Set problem:
Give the number of lines below that contain "script", with no other output.
** START Entries shown **
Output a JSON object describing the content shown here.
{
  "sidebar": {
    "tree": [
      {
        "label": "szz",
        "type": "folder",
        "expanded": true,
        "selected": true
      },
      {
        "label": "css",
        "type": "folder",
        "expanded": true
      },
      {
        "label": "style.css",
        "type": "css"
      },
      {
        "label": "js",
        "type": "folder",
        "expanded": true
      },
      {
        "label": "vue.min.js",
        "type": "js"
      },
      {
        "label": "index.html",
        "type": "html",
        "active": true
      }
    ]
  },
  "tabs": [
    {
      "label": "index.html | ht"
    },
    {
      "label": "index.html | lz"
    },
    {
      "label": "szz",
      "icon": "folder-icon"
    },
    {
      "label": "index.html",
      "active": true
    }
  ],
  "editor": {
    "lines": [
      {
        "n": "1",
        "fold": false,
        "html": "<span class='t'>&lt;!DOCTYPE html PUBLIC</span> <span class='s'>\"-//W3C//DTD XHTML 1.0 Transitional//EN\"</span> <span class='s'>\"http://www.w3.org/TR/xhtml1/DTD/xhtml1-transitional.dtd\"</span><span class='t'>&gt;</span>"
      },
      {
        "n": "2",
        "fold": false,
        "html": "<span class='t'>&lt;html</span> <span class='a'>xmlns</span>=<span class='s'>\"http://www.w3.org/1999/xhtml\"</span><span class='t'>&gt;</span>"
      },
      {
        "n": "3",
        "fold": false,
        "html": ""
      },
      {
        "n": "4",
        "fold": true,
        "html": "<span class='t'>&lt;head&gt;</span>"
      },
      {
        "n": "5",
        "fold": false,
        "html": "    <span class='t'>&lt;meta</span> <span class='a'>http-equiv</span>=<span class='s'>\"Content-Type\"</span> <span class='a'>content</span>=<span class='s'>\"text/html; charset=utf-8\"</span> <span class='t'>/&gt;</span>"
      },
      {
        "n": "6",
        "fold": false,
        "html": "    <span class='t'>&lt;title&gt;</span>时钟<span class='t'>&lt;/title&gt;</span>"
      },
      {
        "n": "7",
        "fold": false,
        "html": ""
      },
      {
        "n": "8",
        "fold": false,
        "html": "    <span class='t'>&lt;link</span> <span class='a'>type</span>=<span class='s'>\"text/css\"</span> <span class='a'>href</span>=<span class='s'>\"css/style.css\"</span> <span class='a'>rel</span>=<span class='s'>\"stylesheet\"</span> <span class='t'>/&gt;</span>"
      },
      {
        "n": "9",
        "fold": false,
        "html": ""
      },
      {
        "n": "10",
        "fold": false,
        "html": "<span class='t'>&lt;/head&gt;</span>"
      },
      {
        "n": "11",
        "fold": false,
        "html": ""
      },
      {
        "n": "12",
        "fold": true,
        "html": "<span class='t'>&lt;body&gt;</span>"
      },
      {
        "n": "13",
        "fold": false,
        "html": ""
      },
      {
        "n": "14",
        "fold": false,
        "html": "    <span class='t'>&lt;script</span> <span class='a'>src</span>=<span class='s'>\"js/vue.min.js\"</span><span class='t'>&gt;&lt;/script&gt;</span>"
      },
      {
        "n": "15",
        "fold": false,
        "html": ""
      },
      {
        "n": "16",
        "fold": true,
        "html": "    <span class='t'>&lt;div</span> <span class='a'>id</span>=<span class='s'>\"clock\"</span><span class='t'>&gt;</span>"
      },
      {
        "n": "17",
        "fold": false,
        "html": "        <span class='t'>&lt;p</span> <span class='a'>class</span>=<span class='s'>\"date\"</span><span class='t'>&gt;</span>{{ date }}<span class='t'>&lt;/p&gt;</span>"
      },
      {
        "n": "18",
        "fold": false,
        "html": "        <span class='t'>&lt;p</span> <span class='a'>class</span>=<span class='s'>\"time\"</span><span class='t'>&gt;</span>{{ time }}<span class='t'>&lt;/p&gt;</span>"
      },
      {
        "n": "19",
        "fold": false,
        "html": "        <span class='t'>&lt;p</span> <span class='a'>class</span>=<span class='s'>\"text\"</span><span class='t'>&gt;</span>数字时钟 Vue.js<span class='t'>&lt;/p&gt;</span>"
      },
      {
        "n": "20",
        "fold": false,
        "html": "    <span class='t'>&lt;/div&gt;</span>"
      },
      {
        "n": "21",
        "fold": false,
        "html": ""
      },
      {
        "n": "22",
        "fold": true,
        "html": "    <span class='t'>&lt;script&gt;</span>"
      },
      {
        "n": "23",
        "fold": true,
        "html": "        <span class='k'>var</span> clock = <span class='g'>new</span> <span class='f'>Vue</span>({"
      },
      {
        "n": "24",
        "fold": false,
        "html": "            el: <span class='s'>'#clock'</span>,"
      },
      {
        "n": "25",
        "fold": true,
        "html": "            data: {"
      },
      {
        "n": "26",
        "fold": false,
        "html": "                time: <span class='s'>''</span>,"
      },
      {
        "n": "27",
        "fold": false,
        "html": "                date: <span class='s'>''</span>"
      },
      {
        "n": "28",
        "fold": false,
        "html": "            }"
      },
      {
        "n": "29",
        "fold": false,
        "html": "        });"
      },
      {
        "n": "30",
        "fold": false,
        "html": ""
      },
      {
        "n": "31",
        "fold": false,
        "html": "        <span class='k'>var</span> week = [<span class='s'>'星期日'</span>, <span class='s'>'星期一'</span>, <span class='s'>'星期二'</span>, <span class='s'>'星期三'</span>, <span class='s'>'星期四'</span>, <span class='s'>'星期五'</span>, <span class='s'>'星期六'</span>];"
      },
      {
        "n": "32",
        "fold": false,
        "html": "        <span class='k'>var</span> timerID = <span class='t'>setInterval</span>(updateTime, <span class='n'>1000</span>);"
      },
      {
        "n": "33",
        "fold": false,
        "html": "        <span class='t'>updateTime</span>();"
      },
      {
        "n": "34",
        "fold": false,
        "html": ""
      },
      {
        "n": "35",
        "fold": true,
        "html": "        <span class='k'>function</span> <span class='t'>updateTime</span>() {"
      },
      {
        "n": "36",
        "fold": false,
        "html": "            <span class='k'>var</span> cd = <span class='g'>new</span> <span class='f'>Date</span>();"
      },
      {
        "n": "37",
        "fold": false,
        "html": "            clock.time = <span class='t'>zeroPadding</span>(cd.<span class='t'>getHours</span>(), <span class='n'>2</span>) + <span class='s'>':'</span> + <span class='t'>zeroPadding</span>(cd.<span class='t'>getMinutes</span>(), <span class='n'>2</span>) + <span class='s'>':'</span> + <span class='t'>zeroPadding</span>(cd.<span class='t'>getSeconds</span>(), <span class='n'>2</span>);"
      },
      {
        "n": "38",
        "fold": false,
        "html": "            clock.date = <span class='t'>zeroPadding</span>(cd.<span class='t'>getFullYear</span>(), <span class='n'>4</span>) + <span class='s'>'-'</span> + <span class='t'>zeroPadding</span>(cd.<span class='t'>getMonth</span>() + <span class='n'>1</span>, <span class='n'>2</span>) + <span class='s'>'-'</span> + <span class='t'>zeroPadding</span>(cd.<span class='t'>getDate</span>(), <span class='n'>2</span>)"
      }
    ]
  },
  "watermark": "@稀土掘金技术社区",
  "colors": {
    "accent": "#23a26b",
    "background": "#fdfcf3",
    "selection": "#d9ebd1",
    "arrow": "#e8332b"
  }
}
** END Entries shown **
Task solution:
2